**PASSAGE**.
[BEGIN]

My end goal is to have a parent process pass lines of text to the child, then the child process will print the text to stdout. The child is to run "permanently" in the back ground while the parent gets user input and pass's it to the child. I prefer the child in a separate program. Differentiating between child and paretn through if statements is messy as fudge.
I was looking into pipes but I'm unsure if it's even possible for pipes to communicate between a parent/child after the child has called exec() to a different program.
Is this possible? If so, is there any example you can point me to? If not, what method of IPC can I use in that case?
The standard scenario is to have the program executed as a child be agnostic of the pipe and just use stdin / stdout. You achieve this by dup2()ing the respective end of the pipe as fd 0 or 1 (or both with two pipes for bidirectional communication), corresponding to STDIN_FILENO and STDOUT_FILENO. After this, exec your child program.
Of course, there are alternatives like e.g. "named pipes" if you need stdin / stdout for a different purpose in the child.
Still if you write both parts yourself, you might want to think about simpler solutions:
Differentiating between child and parent through if statements is messy as fudge.
You have to do this anyways, at least for wiring up the pipes and calling exec(). Just create separate code files and call things like parent_main() and child_main() as appropriate (whatever you like to call them).
After exec*() functions the child shares all the file descriptors of the parent process. So if you create a pipe before fork() you have access to read/write fd in both of them.
Usual method is:
create a pipe (a read fd, a write fd)
fork()
in parent:
close read fd (you will not read from parent here)
write data into write fd
wait/die
in child:
close write fd (you will not write from child)
read data from read fd
wait/die
Can't see why you want to exec a new process. If really needed you have to use standard stdin/stdout (see other answer) or have a program that will accept a fd (filedescriptor, an integer) as parameter in order to know which one is the pipe. Don't seems very nice to me.
Actually it is much easier to do it with popen which manages the communication channels automatically
FILE *popen(const char *command, const char *mode);
The popen() function shall execute the command specified by the string
command. It shall create a pipe between the calling program and the
executed command, and shall return a pointer to a stream that can be
used to either read from or write to the pipe.

[END]

**WORK REQUIRED**. Resume the forum thread on sending text from a parent process to an exec'd child, picking up right after its last sentence.

**DATASET EXTRACT**.
[BEGIN]

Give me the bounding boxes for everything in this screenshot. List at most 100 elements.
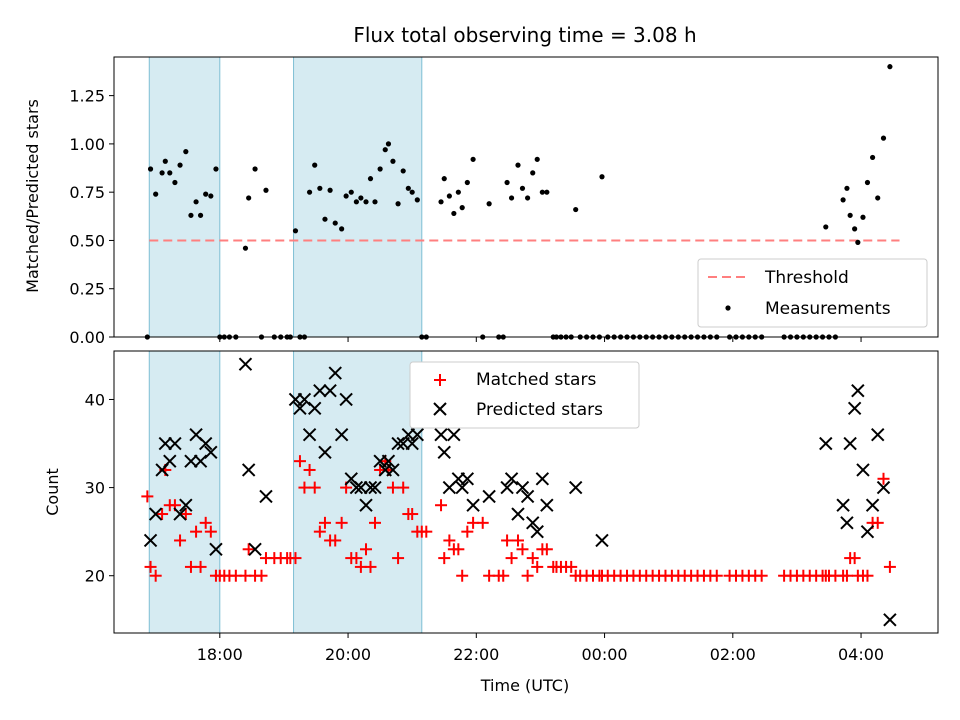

[END]

**FINAL RESULT**.
The environment of the executed command shall be as if a child process
were created within the popen() call using the fork() function, and
the child invoked the sh utility using the call:
execl(shell path, "sh", "-c", command, (char *)0);
where shell path is an unspecified pathname for the sh utility.
The popen() function shall ensure that any streams from previous
popen() calls that remain open in the parent process are closed in the
new child process.
The mode argument to popen() is a string that specifies I/O mode:
If mode is r, when the child process is started, its file descriptor
STDOUT_FILENO shall be the writable end of the pipe, and the file
descriptor fileno(stream) in the calling process, where stream is the
stream pointer returned by popen(), shall be the readable end of the
pipe.
If mode is w, when the child process is started its file descriptor
STDIN_FILENO shall be the readable end of the pipe, and the file
descriptor fileno(stream) in the calling process, where stream is the
stream pointer returned by popen(), shall be the writable end of the
pipe.
If mode is any other value, the result is undefined.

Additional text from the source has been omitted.